▶ _Given exercise_:
Pull each line holding the word "name" from the data.

▶ _Records provided_:
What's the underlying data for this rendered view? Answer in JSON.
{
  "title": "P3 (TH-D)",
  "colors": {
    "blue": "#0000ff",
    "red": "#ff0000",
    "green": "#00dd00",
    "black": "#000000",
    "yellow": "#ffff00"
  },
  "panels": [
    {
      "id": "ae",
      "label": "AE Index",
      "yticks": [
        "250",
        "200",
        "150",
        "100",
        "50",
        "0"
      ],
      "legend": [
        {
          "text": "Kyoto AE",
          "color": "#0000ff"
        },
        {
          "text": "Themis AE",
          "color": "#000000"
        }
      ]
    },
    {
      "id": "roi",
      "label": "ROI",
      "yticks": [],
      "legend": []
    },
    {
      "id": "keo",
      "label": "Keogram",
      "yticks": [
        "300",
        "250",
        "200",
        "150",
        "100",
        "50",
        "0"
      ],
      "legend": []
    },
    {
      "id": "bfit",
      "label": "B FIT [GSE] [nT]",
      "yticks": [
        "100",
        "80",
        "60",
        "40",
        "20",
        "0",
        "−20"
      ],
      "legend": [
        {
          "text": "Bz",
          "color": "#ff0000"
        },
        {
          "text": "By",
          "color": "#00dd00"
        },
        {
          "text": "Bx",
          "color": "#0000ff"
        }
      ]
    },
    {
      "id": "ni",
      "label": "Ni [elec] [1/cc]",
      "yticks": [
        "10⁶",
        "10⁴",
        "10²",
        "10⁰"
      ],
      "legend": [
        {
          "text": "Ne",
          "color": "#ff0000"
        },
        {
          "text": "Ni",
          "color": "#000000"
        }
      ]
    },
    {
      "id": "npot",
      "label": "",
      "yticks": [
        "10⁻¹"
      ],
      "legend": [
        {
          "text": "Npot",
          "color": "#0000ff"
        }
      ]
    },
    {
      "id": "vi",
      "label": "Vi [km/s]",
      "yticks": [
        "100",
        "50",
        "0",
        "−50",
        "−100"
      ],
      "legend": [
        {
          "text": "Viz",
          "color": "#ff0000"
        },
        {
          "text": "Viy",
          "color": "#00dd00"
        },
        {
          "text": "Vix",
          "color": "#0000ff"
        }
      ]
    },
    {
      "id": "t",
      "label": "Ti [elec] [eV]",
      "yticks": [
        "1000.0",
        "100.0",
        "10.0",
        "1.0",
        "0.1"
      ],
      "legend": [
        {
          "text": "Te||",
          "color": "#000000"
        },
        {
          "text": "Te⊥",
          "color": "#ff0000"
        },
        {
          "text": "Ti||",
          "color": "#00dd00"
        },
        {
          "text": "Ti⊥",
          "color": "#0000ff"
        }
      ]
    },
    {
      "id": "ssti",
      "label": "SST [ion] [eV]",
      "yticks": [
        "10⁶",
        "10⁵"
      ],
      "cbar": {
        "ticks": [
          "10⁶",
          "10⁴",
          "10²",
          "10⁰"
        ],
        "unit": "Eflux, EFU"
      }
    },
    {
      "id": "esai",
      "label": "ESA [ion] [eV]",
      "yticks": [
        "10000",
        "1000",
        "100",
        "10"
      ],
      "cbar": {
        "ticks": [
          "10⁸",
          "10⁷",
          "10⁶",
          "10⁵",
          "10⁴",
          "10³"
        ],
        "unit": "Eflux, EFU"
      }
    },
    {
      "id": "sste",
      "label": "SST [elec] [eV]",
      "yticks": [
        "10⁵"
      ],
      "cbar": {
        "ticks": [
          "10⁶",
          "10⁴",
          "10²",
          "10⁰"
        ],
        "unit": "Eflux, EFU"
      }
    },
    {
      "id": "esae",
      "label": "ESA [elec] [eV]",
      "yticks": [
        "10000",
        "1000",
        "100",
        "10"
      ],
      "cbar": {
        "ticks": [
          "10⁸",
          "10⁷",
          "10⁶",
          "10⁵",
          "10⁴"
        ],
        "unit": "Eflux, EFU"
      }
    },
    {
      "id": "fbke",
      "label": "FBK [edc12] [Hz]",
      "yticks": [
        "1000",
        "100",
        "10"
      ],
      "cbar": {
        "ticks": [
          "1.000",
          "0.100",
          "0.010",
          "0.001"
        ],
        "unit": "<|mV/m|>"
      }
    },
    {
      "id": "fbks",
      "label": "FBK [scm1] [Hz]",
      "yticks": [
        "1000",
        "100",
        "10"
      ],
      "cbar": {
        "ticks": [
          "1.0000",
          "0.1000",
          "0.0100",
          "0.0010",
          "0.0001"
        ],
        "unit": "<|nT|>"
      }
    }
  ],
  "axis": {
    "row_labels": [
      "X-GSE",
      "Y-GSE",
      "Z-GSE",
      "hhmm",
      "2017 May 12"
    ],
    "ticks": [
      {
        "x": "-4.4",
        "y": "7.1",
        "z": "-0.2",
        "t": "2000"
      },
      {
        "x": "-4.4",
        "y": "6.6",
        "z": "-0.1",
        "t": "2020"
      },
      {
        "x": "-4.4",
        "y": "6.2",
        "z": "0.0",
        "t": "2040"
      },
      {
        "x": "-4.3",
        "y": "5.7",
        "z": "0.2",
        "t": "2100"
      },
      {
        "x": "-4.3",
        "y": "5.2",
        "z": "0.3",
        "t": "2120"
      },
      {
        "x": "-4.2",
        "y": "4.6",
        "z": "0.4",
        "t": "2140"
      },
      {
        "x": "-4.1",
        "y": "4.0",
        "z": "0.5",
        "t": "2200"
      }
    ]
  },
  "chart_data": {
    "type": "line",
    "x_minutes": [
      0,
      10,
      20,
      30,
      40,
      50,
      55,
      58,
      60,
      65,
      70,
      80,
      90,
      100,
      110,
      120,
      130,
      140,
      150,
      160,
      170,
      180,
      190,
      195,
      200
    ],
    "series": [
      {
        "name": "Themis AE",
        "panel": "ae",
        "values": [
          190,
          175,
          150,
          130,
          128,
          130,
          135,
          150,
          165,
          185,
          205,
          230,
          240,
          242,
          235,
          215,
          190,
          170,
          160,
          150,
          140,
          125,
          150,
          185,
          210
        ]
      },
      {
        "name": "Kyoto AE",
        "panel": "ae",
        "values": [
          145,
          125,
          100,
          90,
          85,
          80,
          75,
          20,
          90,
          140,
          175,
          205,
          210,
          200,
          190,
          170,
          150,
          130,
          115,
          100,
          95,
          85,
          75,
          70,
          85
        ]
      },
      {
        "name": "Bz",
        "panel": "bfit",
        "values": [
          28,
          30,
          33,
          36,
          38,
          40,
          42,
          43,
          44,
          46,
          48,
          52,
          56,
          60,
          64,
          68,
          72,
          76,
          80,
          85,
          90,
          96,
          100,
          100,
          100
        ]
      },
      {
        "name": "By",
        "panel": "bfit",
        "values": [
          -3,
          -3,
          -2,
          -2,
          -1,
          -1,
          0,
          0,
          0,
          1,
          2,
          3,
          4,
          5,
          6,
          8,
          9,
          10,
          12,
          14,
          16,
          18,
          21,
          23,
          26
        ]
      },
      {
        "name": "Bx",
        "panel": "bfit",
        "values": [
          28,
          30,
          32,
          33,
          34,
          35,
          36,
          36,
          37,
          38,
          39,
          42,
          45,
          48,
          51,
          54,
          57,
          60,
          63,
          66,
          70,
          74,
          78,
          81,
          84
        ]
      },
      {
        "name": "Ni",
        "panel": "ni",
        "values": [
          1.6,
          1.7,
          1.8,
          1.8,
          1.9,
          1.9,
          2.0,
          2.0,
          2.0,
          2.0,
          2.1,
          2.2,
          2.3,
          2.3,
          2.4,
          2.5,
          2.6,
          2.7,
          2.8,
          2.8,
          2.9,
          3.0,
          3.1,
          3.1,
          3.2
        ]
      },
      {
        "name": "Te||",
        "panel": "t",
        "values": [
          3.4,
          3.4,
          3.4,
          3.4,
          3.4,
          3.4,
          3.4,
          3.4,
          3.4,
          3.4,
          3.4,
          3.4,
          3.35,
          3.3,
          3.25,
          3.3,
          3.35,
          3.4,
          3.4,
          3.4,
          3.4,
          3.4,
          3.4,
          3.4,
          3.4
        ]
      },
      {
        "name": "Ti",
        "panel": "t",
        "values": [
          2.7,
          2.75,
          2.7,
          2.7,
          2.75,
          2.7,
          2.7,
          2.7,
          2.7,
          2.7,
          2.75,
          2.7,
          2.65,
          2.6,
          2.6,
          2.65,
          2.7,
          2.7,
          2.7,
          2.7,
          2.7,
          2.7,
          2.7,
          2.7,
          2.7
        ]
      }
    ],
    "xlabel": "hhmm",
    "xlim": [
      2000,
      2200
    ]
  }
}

▶ _Answer to this exercise_:
        "name": "Themis AE",
        "name": "Kyoto AE",
        "name": "Bz",
        "name": "By",
        "name": "Bx",
        "name": "Ni",
        "name": "Te||",
        "name": "Ti",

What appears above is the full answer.